### Dataset extract:
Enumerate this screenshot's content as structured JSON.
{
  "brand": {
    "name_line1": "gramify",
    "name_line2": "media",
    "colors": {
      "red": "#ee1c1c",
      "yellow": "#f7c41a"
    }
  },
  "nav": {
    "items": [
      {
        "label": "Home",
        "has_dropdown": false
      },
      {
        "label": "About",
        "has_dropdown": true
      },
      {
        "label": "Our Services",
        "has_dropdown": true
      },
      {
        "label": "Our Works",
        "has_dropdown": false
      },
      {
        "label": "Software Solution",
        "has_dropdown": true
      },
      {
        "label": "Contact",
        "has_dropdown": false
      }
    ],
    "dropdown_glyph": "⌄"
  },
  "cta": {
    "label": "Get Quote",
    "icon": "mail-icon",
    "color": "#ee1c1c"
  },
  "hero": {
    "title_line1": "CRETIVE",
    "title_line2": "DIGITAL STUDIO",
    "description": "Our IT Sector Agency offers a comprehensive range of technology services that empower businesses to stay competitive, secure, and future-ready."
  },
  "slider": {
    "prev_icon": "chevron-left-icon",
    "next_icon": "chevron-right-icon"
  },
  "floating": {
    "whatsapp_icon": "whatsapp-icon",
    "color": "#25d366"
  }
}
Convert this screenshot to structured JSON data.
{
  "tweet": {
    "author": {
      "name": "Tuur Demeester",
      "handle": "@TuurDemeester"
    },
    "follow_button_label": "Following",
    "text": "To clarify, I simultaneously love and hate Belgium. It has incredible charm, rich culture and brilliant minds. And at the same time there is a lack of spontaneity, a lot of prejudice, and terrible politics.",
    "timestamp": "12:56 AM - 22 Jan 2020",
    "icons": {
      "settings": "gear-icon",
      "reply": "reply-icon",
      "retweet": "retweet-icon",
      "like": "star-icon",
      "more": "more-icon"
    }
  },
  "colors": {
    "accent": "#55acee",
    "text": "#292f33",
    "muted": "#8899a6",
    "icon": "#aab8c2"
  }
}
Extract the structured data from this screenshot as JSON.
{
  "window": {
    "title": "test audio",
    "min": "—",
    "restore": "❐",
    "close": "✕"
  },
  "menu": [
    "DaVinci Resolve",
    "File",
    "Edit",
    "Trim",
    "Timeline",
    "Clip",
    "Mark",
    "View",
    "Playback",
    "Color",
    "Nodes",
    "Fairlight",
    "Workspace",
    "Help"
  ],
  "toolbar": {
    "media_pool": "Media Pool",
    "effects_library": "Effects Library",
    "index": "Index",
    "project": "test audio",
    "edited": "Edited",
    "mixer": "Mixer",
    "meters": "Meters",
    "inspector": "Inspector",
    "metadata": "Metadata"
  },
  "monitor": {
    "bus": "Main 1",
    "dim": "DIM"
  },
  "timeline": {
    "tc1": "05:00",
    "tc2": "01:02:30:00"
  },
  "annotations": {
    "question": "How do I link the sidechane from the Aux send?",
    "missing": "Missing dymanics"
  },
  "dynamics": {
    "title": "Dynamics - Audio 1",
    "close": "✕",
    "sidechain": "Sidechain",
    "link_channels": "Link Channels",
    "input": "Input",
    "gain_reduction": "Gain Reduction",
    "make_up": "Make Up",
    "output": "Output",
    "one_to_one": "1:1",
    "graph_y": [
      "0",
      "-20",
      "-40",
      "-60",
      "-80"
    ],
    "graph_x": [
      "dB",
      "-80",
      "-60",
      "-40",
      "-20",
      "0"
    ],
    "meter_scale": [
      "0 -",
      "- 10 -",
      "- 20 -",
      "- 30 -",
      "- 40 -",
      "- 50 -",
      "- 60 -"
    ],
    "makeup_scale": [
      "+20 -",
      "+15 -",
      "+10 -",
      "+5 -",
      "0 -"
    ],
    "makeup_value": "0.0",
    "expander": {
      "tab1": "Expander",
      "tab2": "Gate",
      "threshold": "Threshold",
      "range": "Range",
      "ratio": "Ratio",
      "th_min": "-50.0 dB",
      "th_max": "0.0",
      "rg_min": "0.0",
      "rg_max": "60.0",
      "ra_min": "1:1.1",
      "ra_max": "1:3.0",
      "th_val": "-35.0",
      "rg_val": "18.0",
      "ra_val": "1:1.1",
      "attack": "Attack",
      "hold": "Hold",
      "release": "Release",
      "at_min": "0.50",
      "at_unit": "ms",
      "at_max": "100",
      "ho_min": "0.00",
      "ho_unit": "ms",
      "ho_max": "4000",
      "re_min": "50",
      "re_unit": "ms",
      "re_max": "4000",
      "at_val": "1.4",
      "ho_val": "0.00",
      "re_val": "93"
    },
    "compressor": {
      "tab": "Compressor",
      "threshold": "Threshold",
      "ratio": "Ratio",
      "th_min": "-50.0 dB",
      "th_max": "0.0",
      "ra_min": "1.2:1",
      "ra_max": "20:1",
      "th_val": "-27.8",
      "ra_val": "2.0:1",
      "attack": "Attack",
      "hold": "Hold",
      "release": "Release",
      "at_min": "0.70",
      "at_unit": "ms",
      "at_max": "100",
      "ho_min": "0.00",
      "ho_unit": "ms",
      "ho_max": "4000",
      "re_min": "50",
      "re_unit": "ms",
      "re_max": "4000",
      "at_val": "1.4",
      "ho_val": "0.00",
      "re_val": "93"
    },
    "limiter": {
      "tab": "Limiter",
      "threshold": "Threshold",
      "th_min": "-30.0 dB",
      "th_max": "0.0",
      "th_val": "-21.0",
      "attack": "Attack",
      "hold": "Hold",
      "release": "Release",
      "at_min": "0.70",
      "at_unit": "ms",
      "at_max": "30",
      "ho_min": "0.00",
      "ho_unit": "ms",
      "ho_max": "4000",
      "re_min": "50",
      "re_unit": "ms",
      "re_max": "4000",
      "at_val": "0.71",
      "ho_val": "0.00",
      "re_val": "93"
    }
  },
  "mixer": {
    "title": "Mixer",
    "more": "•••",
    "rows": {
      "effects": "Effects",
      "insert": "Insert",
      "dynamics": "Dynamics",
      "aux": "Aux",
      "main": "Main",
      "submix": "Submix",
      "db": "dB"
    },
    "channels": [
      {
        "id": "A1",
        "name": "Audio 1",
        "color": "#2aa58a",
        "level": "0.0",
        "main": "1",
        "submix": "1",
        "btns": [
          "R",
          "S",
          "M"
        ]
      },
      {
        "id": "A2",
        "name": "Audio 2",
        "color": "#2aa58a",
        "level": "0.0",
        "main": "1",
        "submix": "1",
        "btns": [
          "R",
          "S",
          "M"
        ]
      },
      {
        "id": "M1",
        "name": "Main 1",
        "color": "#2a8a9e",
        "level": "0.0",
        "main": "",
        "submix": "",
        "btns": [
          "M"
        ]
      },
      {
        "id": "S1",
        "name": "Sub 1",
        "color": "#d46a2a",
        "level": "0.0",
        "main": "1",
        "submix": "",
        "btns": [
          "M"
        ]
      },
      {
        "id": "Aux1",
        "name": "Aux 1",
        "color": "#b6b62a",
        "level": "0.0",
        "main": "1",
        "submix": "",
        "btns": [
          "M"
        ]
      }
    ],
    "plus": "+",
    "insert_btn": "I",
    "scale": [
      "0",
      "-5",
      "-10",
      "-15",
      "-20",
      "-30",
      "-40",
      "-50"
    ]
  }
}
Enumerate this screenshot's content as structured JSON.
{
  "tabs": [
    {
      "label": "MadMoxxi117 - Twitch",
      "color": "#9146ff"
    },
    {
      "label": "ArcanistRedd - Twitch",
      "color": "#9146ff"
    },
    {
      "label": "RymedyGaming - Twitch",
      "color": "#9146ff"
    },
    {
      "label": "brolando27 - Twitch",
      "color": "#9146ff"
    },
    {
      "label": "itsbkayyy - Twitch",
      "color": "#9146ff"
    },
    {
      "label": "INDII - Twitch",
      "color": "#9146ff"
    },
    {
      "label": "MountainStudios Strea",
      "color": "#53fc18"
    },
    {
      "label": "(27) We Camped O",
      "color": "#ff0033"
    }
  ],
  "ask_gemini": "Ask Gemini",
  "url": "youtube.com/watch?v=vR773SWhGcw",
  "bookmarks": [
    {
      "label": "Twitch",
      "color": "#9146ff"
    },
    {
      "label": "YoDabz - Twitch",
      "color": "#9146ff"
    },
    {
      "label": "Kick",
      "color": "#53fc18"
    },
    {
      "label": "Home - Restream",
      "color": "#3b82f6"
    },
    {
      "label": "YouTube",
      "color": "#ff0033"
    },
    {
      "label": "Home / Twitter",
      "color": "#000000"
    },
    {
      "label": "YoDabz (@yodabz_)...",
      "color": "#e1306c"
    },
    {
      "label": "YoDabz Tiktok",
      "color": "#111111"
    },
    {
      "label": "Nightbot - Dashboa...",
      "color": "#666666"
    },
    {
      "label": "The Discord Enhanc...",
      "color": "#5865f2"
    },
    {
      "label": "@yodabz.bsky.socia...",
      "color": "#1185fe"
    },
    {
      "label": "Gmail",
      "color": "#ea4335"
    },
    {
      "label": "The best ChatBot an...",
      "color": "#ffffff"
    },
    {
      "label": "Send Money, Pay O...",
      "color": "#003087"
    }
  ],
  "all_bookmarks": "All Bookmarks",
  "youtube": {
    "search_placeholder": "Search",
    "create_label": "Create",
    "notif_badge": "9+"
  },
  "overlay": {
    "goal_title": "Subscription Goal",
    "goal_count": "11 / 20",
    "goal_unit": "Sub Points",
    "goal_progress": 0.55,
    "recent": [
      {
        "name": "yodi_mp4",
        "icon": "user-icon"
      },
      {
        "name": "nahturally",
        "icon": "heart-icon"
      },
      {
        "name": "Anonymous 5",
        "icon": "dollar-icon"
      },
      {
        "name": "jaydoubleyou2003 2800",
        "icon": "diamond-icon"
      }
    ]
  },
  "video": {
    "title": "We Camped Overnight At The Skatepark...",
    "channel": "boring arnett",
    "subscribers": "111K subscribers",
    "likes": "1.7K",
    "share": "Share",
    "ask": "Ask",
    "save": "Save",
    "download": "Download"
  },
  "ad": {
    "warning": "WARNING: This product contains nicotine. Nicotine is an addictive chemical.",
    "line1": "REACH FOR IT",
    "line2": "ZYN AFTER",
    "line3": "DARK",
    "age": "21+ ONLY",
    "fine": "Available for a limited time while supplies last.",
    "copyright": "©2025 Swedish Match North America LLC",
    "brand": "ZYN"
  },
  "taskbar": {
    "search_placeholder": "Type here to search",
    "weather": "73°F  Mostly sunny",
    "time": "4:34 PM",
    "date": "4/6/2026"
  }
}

### Task description:
Return all lines containing "test".

### Finished answer:
    "title": "test audio",
    "project": "test audio",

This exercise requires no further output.